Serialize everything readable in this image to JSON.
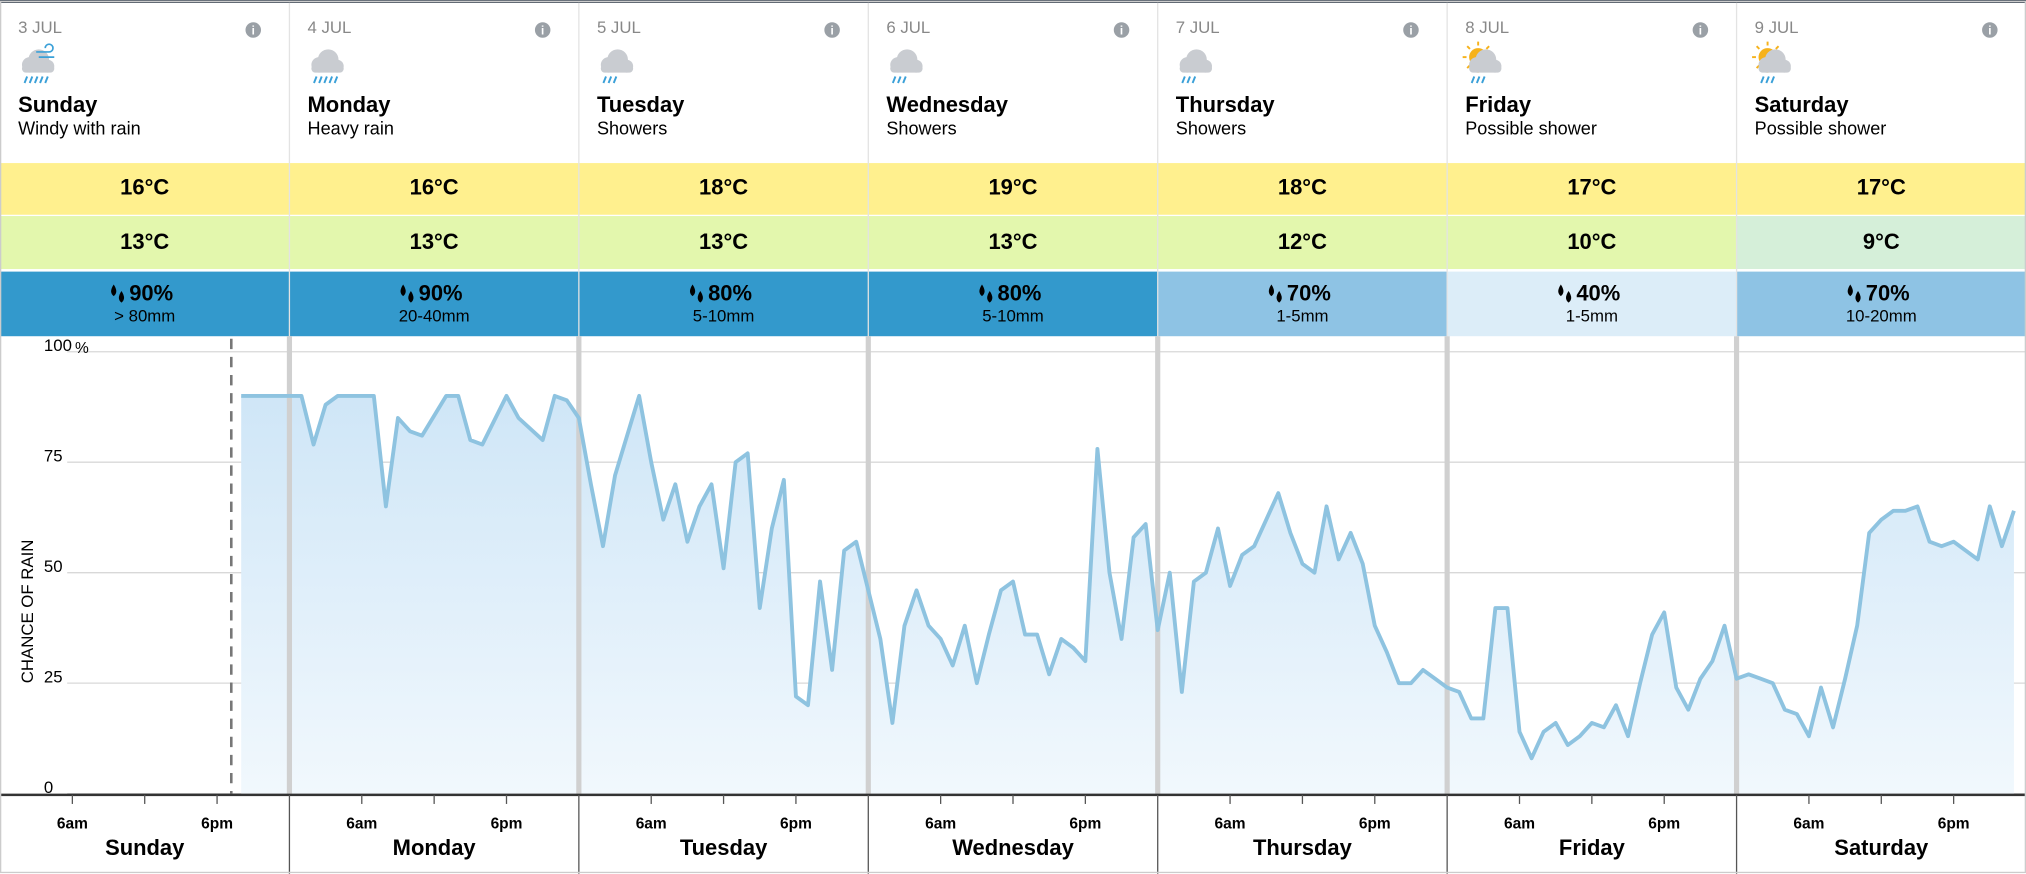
{
  "days": [
    {
      "date": "3 JUL",
      "day": "Sunday",
      "description": "Windy with rain",
      "max": "16°C",
      "min": "13°C",
      "rain_chance": "90%",
      "rain_amount": "> 80mm",
      "min_color": "#e3f7ad",
      "rain_color": "#3399cc"
    },
    {
      "date": "4 JUL",
      "day": "Monday",
      "description": "Heavy rain",
      "max": "16°C",
      "min": "13°C",
      "rain_chance": "90%",
      "rain_amount": "20-40mm",
      "min_color": "#e3f7ad",
      "rain_color": "#3399cc"
    },
    {
      "date": "5 JUL",
      "day": "Tuesday",
      "description": "Showers",
      "max": "18°C",
      "min": "13°C",
      "rain_chance": "80%",
      "rain_amount": "5-10mm",
      "min_color": "#e3f7ad",
      "rain_color": "#3399cc"
    },
    {
      "date": "6 JUL",
      "day": "Wednesday",
      "description": "Showers",
      "max": "19°C",
      "min": "13°C",
      "rain_chance": "80%",
      "rain_amount": "5-10mm",
      "min_color": "#e3f7ad",
      "rain_color": "#3399cc"
    },
    {
      "date": "7 JUL",
      "day": "Thursday",
      "description": "Showers",
      "max": "18°C",
      "min": "12°C",
      "rain_chance": "70%",
      "rain_amount": "1-5mm",
      "min_color": "#e3f7ad",
      "rain_color": "#8ec3e4"
    },
    {
      "date": "8 JUL",
      "day": "Friday",
      "description": "Possible shower",
      "max": "17°C",
      "min": "10°C",
      "rain_chance": "40%",
      "rain_amount": "1-5mm",
      "min_color": "#e3f7ad",
      "rain_color": "#dcedf8"
    },
    {
      "date": "9 JUL",
      "day": "Saturday",
      "description": "Possible shower",
      "max": "17°C",
      "min": "9°C",
      "rain_chance": "70%",
      "rain_amount": "10-20mm",
      "min_color": "#d5efd9",
      "rain_color": "#8ec3e4"
    }
  ],
  "max_color": "#fff08e",
  "chart_data": {
    "type": "line",
    "ylabel": "CHANCE OF RAIN",
    "yunit": "%",
    "color": "#8ec3e0",
    "categories": [
      "Sunday",
      "Monday",
      "Tuesday",
      "Wednesday",
      "Thursday",
      "Friday",
      "Saturday"
    ],
    "xlim": [
      0,
      168
    ],
    "xticks": [
      {
        "value": 6,
        "label": "6am"
      },
      {
        "value": 18,
        "label": "6pm"
      },
      {
        "value": 30,
        "label": "6am"
      },
      {
        "value": 42,
        "label": "6pm"
      },
      {
        "value": 54,
        "label": "6am"
      },
      {
        "value": 66,
        "label": "6pm"
      },
      {
        "value": 78,
        "label": "6am"
      },
      {
        "value": 90,
        "label": "6pm"
      },
      {
        "value": 102,
        "label": "6am"
      },
      {
        "value": 114,
        "label": "6pm"
      },
      {
        "value": 126,
        "label": "6am"
      },
      {
        "value": 138,
        "label": "6pm"
      },
      {
        "value": 150,
        "label": "6am"
      },
      {
        "value": 162,
        "label": "6pm"
      }
    ],
    "ylim": [
      0,
      100
    ],
    "yticks": [
      0,
      25,
      50,
      75,
      100
    ],
    "grid": true,
    "x": [
      20,
      25,
      26,
      27,
      28,
      31,
      32,
      33,
      34,
      35,
      37,
      38,
      39,
      40,
      42,
      43,
      45,
      46,
      47,
      48,
      49,
      50,
      51,
      53,
      54,
      55,
      56,
      57,
      58,
      59,
      60,
      61,
      62,
      63,
      64,
      65,
      66,
      67,
      68,
      69,
      70,
      71,
      72,
      73,
      74,
      75,
      76,
      77,
      78,
      79,
      80,
      81,
      82,
      83,
      84,
      85,
      86,
      87,
      88,
      89,
      90,
      91,
      92,
      93,
      94,
      95,
      96,
      97,
      98,
      99,
      100,
      101,
      102,
      103,
      104,
      105,
      106,
      107,
      108,
      109,
      110,
      111,
      112,
      113,
      114,
      115,
      116,
      117,
      118,
      119,
      120,
      121,
      122,
      123,
      124,
      125,
      126,
      127,
      128,
      129,
      130,
      131,
      132,
      133,
      134,
      135,
      136,
      137,
      138,
      139,
      140,
      141,
      142,
      143,
      144,
      145,
      146,
      147,
      148,
      149,
      150,
      151,
      152,
      153,
      154,
      155,
      156,
      157,
      158,
      159,
      160,
      161,
      162,
      163,
      164,
      165,
      166,
      167
    ],
    "values": [
      90,
      90,
      79,
      88,
      90,
      90,
      65,
      85,
      82,
      81,
      90,
      90,
      80,
      79,
      90,
      85,
      80,
      90,
      89,
      85,
      70,
      56,
      72,
      90,
      75,
      62,
      70,
      57,
      65,
      70,
      51,
      75,
      77,
      42,
      60,
      71,
      22,
      20,
      48,
      28,
      55,
      57,
      46,
      35,
      16,
      38,
      46,
      38,
      35,
      29,
      38,
      25,
      36,
      46,
      48,
      36,
      36,
      27,
      35,
      33,
      30,
      78,
      50,
      35,
      58,
      61,
      37,
      50,
      23,
      48,
      50,
      60,
      47,
      54,
      56,
      62,
      68,
      59,
      52,
      50,
      65,
      53,
      59,
      52,
      38,
      32,
      25,
      25,
      28,
      26,
      24,
      23,
      17,
      17,
      42,
      42,
      14,
      8,
      14,
      16,
      11,
      13,
      16,
      15,
      20,
      13,
      25,
      36,
      41,
      24,
      19,
      26,
      30,
      38,
      26,
      27,
      26,
      25,
      19,
      18,
      13,
      24,
      15,
      26,
      38,
      59,
      62,
      64,
      64,
      65,
      57,
      56,
      57,
      55,
      53,
      65,
      56,
      64
    ]
  }
}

* **Stated goal**
Return the full material word for word. Do not include the pictures.

* **Full solution**
Serialize everything readable in this image to JSON.
{
  "days": [
    {
      "date": "3 JUL",
      "day": "Sunday",
      "description": "Windy with rain",
      "max": "16°C",
      "min": "13°C",
      "rain_chance": "90%",
      "rain_amount": "> 80mm",
      "min_color": "#e3f7ad",
      "rain_color": "#3399cc"
    },
    {
      "date": "4 JUL",
      "day": "Monday",
      "description": "Heavy rain",
      "max": "16°C",
      "min": "13°C",
      "rain_chance": "90%",
      "rain_amount": "20-40mm",
      "min_color": "#e3f7ad",
      "rain_color": "#3399cc"
    },
    {
      "date": "5 JUL",
      "day": "Tuesday",
      "description": "Showers",
      "max": "18°C",
      "min": "13°C",
      "rain_chance": "80%",
      "rain_amount": "5-10mm",
      "min_color": "#e3f7ad",
      "rain_color": "#3399cc"
    },
    {
      "date": "6 JUL",
      "day": "Wednesday",
      "description": "Showers",
      "max": "19°C",
      "min": "13°C",
      "rain_chance": "80%",
      "rain_amount": "5-10mm",
      "min_color": "#e3f7ad",
      "rain_color": "#3399cc"
    },
    {
      "date": "7 JUL",
      "day": "Thursday",
      "description": "Showers",
      "max": "18°C",
      "min": "12°C",
      "rain_chance": "70%",
      "rain_amount": "1-5mm",
      "min_color": "#e3f7ad",
      "rain_color": "#8ec3e4"
    },
    {
      "date": "8 JUL",
      "day": "Friday",
      "description": "Possible shower",
      "max": "17°C",
      "min": "10°C",
      "rain_chance": "40%",
      "rain_amount": "1-5mm",
      "min_color": "#e3f7ad",
      "rain_color": "#dcedf8"
    },
    {
      "date": "9 JUL",
      "day": "Saturday",
      "description": "Possible shower",
      "max": "17°C",
      "min": "9°C",
      "rain_chance": "70%",
      "rain_amount": "10-20mm",
      "min_color": "#d5efd9",
      "rain_color": "#8ec3e4"
    }
  ],
  "max_color": "#fff08e",
  "chart_data": {
    "type": "line",
    "ylabel": "CHANCE OF RAIN",
    "yunit": "%",
    "color": "#8ec3e0",
    "categories": [
      "Sunday",
      "Monday",
      "Tuesday",
      "Wednesday",
      "Thursday",
      "Friday",
      "Saturday"
    ],
    "xlim": [
      0,
      168
    ],
    "xticks": [
      {
        "value": 6,
        "label": "6am"
      },
      {
        "value": 18,
        "label": "6pm"
      },
      {
        "value": 30,
        "label": "6am"
      },
      {
        "value": 42,
        "label": "6pm"
      },
      {
        "value": 54,
        "label": "6am"
      },
      {
        "value": 66,
        "label": "6pm"
      },
      {
        "value": 78,
        "label": "6am"
      },
      {
        "value": 90,
        "label": "6pm"
      },
      {
        "value": 102,
        "label": "6am"
      },
      {
        "value": 114,
        "label": "6pm"
      },
      {
        "value": 126,
        "label": "6am"
      },
      {
        "value": 138,
        "label": "6pm"
      },
      {
        "value": 150,
        "label": "6am"
      },
      {
        "value": 162,
        "label": "6pm"
      }
    ],
    "ylim": [
      0,
      100
    ],
    "yticks": [
      0,
      25,
      50,
      75,
      100
    ],
    "grid": true,
    "x": [
      20,
      25,
      26,
      27,
      28,
      31,
      32,
      33,
      34,
      35,
      37,
      38,
      39,
      40,
      42,
      43,
      45,
      46,
      47,
      48,
      49,
      50,
      51,
      53,
      54,
      55,
      56,
      57,
      58,
      59,
      60,
      61,
      62,
      63,
      64,
      65,
      66,
      67,
      68,
      69,
      70,
      71,
      72,
      73,
      74,
      75,
      76,
      77,
      78,
      79,
      80,
      81,
      82,
      83,
      84,
      85,
      86,
      87,
      88,
      89,
      90,
      91,
      92,
      93,
      94,
      95,
      96,
      97,
      98,
      99,
      100,
      101,
      102,
      103,
      104,
      105,
      106,
      107,
      108,
      109,
      110,
      111,
      112,
      113,
      114,
      115,
      116,
      117,
      118,
      119,
      120,
      121,
      122,
      123,
      124,
      125,
      126,
      127,
      128,
      129,
      130,
      131,
      132,
      133,
      134,
      135,
      136,
      137,
      138,
      139,
      140,
      141,
      142,
      143,
      144,
      145,
      146,
      147,
      148,
      149,
      150,
      151,
      152,
      153,
      154,
      155,
      156,
      157,
      158,
      159,
      160,
      161,
      162,
      163,
      164,
      165,
      166,
      167
    ],
    "values": [
      90,
      90,
      79,
      88,
      90,
      90,
      65,
      85,
      82,
      81,
      90,
      90,
      80,
      79,
      90,
      85,
      80,
      90,
      89,
      85,
      70,
      56,
      72,
      90,
      75,
      62,
      70,
      57,
      65,
      70,
      51,
      75,
      77,
      42,
      60,
      71,
      22,
      20,
      48,
      28,
      55,
      57,
      46,
      35,
      16,
      38,
      46,
      38,
      35,
      29,
      38,
      25,
      36,
      46,
      48,
      36,
      36,
      27,
      35,
      33,
      30,
      78,
      50,
      35,
      58,
      61,
      37,
      50,
      23,
      48,
      50,
      60,
      47,
      54,
      56,
      62,
      68,
      59,
      52,
      50,
      65,
      53,
      59,
      52,
      38,
      32,
      25,
      25,
      28,
      26,
      24,
      23,
      17,
      17,
      42,
      42,
      14,
      8,
      14,
      16,
      11,
      13,
      16,
      15,
      20,
      13,
      25,
      36,
      41,
      24,
      19,
      26,
      30,
      38,
      26,
      27,
      26,
      25,
      19,
      18,
      13,
      24,
      15,
      26,
      38,
      59,
      62,
      64,
      64,
      65,
      57,
      56,
      57,
      55,
      53,
      65,
      56,
      64
    ]
  }
}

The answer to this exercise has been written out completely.